SET PROBLEM =
Count how many lines of the material contain the string "здравоохранения", then give that number and nothing more.

SUPPLIED DATA =
━━━━━━━━━━━━━━━━━━━━━━━━━━━━━━

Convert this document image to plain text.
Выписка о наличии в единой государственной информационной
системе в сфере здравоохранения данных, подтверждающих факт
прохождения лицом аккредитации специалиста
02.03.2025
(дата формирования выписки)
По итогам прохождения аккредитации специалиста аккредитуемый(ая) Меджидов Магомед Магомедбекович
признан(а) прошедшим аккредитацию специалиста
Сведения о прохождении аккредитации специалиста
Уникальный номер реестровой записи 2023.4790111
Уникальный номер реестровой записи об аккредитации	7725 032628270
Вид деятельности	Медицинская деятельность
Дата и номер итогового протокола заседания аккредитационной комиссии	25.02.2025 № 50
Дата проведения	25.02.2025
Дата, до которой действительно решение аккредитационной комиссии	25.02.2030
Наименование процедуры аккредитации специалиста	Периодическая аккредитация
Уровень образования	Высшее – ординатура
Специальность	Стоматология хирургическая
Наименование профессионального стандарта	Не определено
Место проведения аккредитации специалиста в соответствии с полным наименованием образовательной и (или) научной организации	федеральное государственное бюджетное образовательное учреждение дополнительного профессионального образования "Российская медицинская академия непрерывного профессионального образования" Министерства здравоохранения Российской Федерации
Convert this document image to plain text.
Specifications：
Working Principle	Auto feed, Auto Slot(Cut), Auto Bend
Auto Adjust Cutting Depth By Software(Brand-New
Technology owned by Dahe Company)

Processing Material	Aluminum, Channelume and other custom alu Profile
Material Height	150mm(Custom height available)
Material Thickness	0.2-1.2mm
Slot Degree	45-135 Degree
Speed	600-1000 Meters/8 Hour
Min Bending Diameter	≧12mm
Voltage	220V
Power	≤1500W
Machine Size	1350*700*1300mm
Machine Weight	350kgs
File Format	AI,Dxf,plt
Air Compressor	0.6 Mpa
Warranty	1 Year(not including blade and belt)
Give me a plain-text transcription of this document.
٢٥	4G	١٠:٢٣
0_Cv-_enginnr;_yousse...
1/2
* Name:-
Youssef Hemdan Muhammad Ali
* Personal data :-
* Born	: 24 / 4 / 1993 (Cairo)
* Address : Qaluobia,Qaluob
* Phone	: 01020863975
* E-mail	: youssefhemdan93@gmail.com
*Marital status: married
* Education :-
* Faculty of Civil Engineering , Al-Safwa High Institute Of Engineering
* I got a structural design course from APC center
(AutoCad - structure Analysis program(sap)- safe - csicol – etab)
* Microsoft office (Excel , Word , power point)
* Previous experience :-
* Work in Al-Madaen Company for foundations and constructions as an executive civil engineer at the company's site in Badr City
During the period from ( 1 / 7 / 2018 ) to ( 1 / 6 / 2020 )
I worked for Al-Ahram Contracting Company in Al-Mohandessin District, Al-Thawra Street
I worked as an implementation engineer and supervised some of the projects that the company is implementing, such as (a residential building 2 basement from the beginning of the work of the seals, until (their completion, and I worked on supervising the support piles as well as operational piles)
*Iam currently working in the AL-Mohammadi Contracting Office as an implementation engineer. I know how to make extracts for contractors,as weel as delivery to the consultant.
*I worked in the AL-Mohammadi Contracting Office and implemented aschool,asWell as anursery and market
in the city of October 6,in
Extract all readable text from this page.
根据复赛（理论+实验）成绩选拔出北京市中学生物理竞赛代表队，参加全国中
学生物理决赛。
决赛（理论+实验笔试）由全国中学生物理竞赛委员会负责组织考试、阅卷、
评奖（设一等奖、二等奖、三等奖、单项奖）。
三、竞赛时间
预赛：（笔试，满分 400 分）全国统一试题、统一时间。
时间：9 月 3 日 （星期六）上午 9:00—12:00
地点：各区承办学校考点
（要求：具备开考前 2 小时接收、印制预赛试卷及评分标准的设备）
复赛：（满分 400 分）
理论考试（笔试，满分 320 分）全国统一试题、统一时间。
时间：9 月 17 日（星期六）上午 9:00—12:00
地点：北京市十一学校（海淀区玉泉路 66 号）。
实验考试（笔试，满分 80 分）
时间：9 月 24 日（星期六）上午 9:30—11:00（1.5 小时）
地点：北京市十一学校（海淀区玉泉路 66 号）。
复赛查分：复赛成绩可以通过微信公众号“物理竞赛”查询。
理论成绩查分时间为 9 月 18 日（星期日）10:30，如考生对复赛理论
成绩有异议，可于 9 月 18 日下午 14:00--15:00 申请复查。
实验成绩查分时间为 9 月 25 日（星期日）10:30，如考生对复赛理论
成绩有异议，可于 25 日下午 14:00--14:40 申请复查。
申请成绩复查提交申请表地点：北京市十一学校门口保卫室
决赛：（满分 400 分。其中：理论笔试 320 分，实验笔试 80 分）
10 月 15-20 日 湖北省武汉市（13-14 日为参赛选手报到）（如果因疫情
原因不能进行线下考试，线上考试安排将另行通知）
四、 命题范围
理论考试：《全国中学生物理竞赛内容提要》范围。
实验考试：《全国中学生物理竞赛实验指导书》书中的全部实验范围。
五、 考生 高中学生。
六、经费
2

━━━━━━━━━━━━━━━━━━━━━━━━━━━━━━

EXERCISE ANSWER =
2